→ Provided records
* * * * *
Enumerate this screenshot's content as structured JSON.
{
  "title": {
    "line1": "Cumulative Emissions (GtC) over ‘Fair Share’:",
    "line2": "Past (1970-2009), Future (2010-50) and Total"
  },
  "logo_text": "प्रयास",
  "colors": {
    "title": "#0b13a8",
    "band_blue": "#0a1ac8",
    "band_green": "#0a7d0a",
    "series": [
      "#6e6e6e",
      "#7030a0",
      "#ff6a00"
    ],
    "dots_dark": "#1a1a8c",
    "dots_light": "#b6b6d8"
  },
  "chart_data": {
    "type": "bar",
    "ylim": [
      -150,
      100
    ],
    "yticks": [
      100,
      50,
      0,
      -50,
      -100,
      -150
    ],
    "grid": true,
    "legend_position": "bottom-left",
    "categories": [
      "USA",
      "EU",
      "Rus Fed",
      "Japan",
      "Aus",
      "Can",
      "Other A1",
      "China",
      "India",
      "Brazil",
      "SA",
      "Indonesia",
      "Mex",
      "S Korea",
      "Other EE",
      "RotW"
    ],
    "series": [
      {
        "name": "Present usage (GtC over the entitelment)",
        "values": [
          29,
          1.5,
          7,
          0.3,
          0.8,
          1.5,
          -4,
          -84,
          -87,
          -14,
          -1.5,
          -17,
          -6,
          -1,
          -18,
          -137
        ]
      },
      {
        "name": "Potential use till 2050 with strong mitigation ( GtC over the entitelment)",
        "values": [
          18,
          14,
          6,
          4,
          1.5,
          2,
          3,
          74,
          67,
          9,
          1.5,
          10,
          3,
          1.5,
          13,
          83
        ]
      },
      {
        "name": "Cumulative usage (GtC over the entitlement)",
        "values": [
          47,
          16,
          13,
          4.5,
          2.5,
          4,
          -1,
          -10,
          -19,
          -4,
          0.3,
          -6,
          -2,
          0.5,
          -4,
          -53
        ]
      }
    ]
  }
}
* * * * *
→ Required work
Please set down all the data word for word.

→ The solution
Enumerate this screenshot's content as structured JSON.
{
  "title": {
    "line1": "Cumulative Emissions (GtC) over ‘Fair Share’:",
    "line2": "Past (1970-2009), Future (2010-50) and Total"
  },
  "logo_text": "प्रयास",
  "colors": {
    "title": "#0b13a8",
    "band_blue": "#0a1ac8",
    "band_green": "#0a7d0a",
    "series": [
      "#6e6e6e",
      "#7030a0",
      "#ff6a00"
    ],
    "dots_dark": "#1a1a8c",
    "dots_light": "#b6b6d8"
  },
  "chart_data": {
    "type": "bar",
    "ylim": [
      -150,
      100
    ],
    "yticks": [
      100,
      50,
      0,
      -50,
      -100,
      -150
    ],
    "grid": true,
    "legend_position": "bottom-left",
    "categories": [
      "USA",
      "EU",
      "Rus Fed",
      "Japan",
      "Aus",
      "Can",
      "Other A1",
      "China",
      "India",
      "Brazil",
      "SA",
      "Indonesia",
      "Mex",
      "S Korea",
      "Other EE",
      "RotW"
    ],
    "series": [
      {
        "name": "Present usage (GtC over the entitelment)",
        "values": [
          29,
          1.5,
          7,
          0.3,
          0.8,
          1.5,
          -4,
          -84,
          -87,
          -14,
          -1.5,
          -17,
          -6,
          -1,
          -18,
          -137
        ]
      },
      {
        "name": "Potential use till 2050 with strong mitigation ( GtC over the entitelment)",
        "values": [
          18,
          14,
          6,
          4,
          1.5,
          2,
          3,
          74,
          67,
          9,
          1.5,
          10,
          3,
          1.5,
          13,
          83
        ]
      },
      {
        "name": "Cumulative usage (GtC over the entitlement)",
        "values": [
          47,
          16,
          13,
          4.5,
          2.5,
          4,
          -1,
          -10,
          -19,
          -4,
          0.3,
          -6,
          -2,
          0.5,
          -4,
          -53
        ]
      }
    ]
  }
}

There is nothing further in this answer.